-- Start GIVEN ENTRIES --

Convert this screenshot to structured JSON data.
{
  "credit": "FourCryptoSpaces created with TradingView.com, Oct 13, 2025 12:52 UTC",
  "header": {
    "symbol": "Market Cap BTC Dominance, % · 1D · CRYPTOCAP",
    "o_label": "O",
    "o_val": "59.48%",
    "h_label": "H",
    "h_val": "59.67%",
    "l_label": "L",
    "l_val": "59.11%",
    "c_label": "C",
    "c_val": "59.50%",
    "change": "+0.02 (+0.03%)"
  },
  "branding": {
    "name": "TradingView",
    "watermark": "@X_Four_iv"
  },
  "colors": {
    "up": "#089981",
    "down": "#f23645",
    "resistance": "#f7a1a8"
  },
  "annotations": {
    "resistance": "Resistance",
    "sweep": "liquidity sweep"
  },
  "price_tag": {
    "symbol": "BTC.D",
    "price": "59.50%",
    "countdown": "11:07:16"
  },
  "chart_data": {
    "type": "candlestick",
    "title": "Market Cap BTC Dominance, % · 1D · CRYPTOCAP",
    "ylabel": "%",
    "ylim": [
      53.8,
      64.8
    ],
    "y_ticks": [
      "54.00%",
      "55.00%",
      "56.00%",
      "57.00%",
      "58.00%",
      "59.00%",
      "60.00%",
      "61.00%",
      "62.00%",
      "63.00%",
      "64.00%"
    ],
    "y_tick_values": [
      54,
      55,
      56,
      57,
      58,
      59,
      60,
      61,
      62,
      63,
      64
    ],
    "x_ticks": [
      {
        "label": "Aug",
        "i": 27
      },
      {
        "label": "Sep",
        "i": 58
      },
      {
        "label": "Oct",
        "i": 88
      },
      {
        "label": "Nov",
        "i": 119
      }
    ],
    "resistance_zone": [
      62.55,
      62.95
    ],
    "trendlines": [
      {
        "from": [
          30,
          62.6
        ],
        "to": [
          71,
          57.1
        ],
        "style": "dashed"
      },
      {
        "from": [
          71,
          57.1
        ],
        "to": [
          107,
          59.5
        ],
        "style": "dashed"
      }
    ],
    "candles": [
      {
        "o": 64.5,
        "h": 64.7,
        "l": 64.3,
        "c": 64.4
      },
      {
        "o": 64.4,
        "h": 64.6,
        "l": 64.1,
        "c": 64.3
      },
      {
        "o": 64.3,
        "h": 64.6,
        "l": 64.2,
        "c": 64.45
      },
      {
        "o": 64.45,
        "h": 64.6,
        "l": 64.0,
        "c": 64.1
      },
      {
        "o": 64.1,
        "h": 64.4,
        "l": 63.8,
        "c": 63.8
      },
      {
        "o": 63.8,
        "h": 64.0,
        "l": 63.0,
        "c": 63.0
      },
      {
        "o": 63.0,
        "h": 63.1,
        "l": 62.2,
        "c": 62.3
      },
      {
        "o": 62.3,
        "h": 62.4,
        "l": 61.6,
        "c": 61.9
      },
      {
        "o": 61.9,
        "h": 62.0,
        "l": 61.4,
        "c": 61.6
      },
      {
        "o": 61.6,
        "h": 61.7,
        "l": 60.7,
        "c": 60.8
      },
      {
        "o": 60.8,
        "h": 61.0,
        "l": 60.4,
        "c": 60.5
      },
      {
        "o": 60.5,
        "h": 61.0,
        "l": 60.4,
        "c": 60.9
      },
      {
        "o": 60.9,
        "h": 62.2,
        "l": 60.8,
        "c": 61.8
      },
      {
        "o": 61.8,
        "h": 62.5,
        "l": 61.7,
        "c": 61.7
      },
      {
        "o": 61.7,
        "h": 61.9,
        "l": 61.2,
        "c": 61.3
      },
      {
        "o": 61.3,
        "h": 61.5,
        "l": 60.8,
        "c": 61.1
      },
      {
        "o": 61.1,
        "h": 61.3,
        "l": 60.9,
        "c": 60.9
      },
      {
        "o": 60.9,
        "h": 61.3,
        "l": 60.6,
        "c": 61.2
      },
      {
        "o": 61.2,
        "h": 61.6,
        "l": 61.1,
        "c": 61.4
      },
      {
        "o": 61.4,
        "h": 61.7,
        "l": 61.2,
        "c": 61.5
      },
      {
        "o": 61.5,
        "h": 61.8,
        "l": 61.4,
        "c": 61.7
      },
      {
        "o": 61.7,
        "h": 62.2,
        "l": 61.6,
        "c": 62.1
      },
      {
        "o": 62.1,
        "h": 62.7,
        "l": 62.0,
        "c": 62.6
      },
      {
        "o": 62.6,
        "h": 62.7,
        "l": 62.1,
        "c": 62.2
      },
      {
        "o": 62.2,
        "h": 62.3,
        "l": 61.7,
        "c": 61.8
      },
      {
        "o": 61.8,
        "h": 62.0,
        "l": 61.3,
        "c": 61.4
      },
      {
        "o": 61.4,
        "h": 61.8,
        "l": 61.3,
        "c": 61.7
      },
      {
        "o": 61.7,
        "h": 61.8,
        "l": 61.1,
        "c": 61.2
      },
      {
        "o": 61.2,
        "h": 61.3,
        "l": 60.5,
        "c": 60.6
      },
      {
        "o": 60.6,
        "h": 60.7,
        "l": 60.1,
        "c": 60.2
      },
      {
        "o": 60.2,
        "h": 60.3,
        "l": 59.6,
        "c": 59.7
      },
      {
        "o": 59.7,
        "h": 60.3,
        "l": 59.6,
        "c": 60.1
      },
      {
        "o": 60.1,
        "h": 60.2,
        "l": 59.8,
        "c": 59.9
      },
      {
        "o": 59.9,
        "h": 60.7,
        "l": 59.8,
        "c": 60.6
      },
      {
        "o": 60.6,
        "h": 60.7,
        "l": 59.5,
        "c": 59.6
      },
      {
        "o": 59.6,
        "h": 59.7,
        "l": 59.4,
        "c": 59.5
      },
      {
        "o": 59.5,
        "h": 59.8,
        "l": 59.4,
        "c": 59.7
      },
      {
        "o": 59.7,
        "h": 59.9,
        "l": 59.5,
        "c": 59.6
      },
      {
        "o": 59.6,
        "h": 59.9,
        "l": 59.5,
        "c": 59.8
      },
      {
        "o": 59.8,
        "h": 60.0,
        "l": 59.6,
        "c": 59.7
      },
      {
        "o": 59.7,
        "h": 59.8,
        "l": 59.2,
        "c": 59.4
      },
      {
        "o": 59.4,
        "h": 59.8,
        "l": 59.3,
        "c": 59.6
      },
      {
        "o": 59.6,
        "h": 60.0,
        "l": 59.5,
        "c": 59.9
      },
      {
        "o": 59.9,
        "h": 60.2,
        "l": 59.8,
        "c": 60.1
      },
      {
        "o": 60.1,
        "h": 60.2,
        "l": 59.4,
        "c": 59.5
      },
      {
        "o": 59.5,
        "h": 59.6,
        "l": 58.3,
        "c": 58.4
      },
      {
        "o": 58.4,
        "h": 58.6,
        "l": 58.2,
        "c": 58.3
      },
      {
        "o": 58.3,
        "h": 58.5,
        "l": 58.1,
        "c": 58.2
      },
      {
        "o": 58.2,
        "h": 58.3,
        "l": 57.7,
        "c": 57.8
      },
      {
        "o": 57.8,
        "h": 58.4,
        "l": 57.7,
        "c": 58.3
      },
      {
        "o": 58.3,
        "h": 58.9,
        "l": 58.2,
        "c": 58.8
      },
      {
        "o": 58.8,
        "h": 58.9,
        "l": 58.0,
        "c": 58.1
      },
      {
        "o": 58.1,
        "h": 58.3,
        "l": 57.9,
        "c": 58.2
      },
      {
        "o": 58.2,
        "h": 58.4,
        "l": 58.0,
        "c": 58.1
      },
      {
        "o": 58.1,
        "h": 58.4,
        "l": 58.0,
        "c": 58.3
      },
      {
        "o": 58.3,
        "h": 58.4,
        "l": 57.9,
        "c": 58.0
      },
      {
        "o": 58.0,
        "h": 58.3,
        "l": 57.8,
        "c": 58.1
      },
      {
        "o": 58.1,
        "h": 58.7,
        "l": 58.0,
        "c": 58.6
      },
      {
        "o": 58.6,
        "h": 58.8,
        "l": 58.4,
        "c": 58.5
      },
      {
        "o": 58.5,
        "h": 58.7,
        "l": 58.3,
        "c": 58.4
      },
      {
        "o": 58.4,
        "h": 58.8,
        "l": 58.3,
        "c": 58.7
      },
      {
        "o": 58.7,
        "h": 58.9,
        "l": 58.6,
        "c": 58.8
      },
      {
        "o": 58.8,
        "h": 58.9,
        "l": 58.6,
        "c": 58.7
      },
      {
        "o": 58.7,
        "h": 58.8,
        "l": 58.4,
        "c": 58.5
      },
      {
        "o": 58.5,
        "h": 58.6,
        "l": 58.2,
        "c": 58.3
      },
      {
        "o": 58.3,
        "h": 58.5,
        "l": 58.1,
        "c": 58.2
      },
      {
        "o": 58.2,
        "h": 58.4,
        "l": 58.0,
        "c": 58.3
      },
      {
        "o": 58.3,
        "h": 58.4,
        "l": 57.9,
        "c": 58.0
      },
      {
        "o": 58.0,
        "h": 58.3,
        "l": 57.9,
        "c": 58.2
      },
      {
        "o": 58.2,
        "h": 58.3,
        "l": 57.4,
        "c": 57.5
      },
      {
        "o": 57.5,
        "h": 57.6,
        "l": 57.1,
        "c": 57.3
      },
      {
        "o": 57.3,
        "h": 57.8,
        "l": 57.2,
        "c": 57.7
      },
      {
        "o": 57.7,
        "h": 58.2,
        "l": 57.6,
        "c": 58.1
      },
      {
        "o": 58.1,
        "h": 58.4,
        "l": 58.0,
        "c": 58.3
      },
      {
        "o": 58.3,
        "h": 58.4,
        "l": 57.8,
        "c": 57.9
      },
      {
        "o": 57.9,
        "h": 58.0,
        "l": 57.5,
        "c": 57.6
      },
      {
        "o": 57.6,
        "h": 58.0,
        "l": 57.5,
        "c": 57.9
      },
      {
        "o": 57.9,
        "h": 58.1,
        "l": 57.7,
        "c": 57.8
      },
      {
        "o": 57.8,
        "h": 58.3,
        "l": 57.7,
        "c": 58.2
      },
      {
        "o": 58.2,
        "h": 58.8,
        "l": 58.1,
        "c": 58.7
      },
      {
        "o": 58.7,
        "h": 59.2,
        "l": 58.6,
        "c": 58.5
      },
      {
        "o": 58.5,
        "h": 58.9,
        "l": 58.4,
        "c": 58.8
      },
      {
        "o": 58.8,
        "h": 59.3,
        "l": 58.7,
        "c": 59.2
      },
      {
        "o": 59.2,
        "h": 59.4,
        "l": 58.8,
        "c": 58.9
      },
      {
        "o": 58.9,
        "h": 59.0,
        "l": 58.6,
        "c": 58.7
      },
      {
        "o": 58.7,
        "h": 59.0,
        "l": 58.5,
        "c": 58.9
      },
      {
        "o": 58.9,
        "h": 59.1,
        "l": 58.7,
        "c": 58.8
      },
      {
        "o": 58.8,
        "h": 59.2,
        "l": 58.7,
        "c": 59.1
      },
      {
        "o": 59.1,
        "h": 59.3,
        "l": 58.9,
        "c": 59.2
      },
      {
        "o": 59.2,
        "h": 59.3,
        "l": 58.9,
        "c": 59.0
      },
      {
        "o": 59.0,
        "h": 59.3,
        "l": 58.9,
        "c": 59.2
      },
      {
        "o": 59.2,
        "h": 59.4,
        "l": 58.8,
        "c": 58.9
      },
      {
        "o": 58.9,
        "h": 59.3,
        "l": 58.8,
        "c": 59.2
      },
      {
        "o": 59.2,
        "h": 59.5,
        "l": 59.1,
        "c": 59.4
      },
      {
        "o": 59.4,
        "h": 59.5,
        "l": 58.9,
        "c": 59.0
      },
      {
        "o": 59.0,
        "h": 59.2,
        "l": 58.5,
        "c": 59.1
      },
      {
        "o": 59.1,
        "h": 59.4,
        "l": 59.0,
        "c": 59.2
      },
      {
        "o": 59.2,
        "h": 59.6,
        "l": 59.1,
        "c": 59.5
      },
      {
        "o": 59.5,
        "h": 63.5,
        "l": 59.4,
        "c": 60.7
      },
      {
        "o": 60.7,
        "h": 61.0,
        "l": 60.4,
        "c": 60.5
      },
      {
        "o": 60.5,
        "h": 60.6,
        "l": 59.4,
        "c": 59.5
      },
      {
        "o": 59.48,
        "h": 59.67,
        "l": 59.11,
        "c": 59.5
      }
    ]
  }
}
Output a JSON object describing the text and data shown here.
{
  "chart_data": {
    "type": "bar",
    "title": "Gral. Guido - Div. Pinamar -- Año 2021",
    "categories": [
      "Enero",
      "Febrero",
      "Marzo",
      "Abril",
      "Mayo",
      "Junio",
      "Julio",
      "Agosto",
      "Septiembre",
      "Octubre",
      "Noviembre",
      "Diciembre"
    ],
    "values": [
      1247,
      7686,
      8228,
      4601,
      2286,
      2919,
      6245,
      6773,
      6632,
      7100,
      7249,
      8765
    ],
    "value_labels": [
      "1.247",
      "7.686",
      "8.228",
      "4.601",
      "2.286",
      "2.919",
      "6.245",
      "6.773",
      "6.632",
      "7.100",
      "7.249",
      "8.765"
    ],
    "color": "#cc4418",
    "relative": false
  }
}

-- End GIVEN ENTRIES --

== GIVEN TASK ==
Pull out each line containing the word "CRYPTOCAP" and copy it.

== FINISHED EXERCISE ==
    "symbol": "Market Cap BTC Dominance, % · 1D · CRYPTOCAP",
    "title": "Market Cap BTC Dominance, % · 1D · CRYPTOCAP",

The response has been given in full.